Direction
Below is a block of records; repeat all of them exactly.

Input records
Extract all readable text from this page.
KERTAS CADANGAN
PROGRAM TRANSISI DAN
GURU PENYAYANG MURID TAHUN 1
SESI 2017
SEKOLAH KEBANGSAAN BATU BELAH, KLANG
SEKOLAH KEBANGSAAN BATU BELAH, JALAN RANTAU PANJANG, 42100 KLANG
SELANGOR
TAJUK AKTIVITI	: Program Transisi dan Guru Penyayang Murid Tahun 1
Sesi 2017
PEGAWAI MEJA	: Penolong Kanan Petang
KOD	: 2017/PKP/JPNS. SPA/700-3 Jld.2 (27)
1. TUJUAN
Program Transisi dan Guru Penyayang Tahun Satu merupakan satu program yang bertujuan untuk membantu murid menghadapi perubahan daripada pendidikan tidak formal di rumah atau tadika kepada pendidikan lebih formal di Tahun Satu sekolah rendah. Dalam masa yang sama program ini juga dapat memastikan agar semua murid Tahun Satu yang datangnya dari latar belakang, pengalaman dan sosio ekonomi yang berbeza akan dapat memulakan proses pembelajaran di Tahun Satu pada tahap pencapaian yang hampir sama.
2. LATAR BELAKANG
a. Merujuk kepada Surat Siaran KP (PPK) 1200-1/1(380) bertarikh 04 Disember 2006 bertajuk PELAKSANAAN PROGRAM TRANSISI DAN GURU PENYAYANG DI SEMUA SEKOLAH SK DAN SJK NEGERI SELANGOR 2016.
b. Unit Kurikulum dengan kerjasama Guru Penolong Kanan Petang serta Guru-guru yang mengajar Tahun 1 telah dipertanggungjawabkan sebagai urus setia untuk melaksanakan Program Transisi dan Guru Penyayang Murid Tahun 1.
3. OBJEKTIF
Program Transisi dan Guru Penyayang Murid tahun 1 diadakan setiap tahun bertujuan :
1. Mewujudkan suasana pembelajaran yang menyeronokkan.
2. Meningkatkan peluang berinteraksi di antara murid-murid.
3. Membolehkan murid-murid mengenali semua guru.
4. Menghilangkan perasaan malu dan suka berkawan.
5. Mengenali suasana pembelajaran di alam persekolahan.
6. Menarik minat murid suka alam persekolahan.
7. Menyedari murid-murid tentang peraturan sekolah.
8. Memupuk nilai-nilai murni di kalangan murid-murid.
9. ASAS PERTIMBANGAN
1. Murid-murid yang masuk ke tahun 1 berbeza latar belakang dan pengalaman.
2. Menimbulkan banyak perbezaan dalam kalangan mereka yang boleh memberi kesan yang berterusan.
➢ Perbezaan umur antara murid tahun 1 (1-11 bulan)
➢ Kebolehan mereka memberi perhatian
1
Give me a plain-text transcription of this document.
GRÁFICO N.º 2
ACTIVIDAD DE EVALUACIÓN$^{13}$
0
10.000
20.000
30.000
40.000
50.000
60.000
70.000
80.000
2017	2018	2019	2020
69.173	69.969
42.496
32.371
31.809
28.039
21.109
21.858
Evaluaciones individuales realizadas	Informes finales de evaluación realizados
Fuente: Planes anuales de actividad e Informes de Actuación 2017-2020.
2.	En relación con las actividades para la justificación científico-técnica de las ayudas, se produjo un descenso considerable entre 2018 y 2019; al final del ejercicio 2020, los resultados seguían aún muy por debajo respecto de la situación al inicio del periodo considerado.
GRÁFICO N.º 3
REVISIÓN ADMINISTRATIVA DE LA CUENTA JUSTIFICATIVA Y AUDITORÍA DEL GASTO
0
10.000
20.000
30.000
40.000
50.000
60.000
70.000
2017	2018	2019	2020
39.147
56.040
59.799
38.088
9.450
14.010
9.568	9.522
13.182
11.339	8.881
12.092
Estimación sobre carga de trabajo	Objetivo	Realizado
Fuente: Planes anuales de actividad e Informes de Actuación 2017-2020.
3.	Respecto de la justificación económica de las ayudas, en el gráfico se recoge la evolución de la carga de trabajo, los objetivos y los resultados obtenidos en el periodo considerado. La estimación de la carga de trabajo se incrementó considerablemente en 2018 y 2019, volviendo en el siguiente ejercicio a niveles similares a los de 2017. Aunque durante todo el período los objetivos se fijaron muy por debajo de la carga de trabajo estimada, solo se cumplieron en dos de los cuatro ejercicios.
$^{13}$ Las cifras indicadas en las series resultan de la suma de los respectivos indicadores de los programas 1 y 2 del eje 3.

Reply
Extract all readable text from this page.
KERTAS CADANGAN
PROGRAM TRANSISI DAN
GURU PENYAYANG MURID TAHUN 1
SESI 2017
SEKOLAH KEBANGSAAN BATU BELAH, KLANG
SEKOLAH KEBANGSAAN BATU BELAH, JALAN RANTAU PANJANG, 42100 KLANG
SELANGOR
TAJUK AKTIVITI	: Program Transisi dan Guru Penyayang Murid Tahun 1
Sesi 2017
PEGAWAI MEJA	: Penolong Kanan Petang
KOD	: 2017/PKP/JPNS. SPA/700-3 Jld.2 (27)
1. TUJUAN
Program Transisi dan Guru Penyayang Tahun Satu merupakan satu program yang bertujuan untuk membantu murid menghadapi perubahan daripada pendidikan tidak formal di rumah atau tadika kepada pendidikan lebih formal di Tahun Satu sekolah rendah. Dalam masa yang sama program ini juga dapat memastikan agar semua murid Tahun Satu yang datangnya dari latar belakang, pengalaman dan sosio ekonomi yang berbeza akan dapat memulakan proses pembelajaran di Tahun Satu pada tahap pencapaian yang hampir sama.
2. LATAR BELAKANG
a. Merujuk kepada Surat Siaran KP (PPK) 1200-1/1(380) bertarikh 04 Disember 2006 bertajuk PELAKSANAAN PROGRAM TRANSISI DAN GURU PENYAYANG DI SEMUA SEKOLAH SK DAN SJK NEGERI SELANGOR 2016.
b. Unit Kurikulum dengan kerjasama Guru Penolong Kanan Petang serta Guru-guru yang mengajar Tahun 1 telah dipertanggungjawabkan sebagai urus setia untuk melaksanakan Program Transisi dan Guru Penyayang Murid Tahun 1.
3. OBJEKTIF
Program Transisi dan Guru Penyayang Murid tahun 1 diadakan setiap tahun bertujuan :
1. Mewujudkan suasana pembelajaran yang menyeronokkan.
2. Meningkatkan peluang berinteraksi di antara murid-murid.
3. Membolehkan murid-murid mengenali semua guru.
4. Menghilangkan perasaan malu dan suka berkawan.
5. Mengenali suasana pembelajaran di alam persekolahan.
6. Menarik minat murid suka alam persekolahan.
7. Menyedari murid-murid tentang peraturan sekolah.
8. Memupuk nilai-nilai murni di kalangan murid-murid.
9. ASAS PERTIMBANGAN
1. Murid-murid yang masuk ke tahun 1 berbeza latar belakang dan pengalaman.
2. Menimbulkan banyak perbezaan dalam kalangan mereka yang boleh memberi kesan yang berterusan.
➢ Perbezaan umur antara murid tahun 1 (1-11 bulan)
➢ Kebolehan mereka memberi perhatian
1
Give me a plain-text transcription of this document.
GRÁFICO N.º 2
ACTIVIDAD DE EVALUACIÓN$^{13}$
0
10.000
20.000
30.000
40.000
50.000
60.000
70.000
80.000
2017	2018	2019	2020
69.173	69.969
42.496
32.371
31.809
28.039
21.109
21.858
Evaluaciones individuales realizadas	Informes finales de evaluación realizados
Fuente: Planes anuales de actividad e Informes de Actuación 2017-2020.
2.	En relación con las actividades para la justificación científico-técnica de las ayudas, se produjo un descenso considerable entre 2018 y 2019; al final del ejercicio 2020, los resultados seguían aún muy por debajo respecto de la situación al inicio del periodo considerado.
GRÁFICO N.º 3
REVISIÓN ADMINISTRATIVA DE LA CUENTA JUSTIFICATIVA Y AUDITORÍA DEL GASTO
0
10.000
20.000
30.000
40.000
50.000
60.000
70.000
2017	2018	2019	2020
39.147
56.040
59.799
38.088
9.450
14.010
9.568	9.522
13.182
11.339	8.881
12.092
Estimación sobre carga de trabajo	Objetivo	Realizado
Fuente: Planes anuales de actividad e Informes de Actuación 2017-2020.
3.	Respecto de la justificación económica de las ayudas, en el gráfico se recoge la evolución de la carga de trabajo, los objetivos y los resultados obtenidos en el periodo considerado. La estimación de la carga de trabajo se incrementó considerablemente en 2018 y 2019, volviendo en el siguiente ejercicio a niveles similares a los de 2017. Aunque durante todo el período los objetivos se fijaron muy por debajo de la carga de trabajo estimada, solo se cumplieron en dos de los cuatro ejercicios.
$^{13}$ Las cifras indicadas en las series resultan de la suma de los respectivos indicadores de los programas 1 y 2 del eje 3.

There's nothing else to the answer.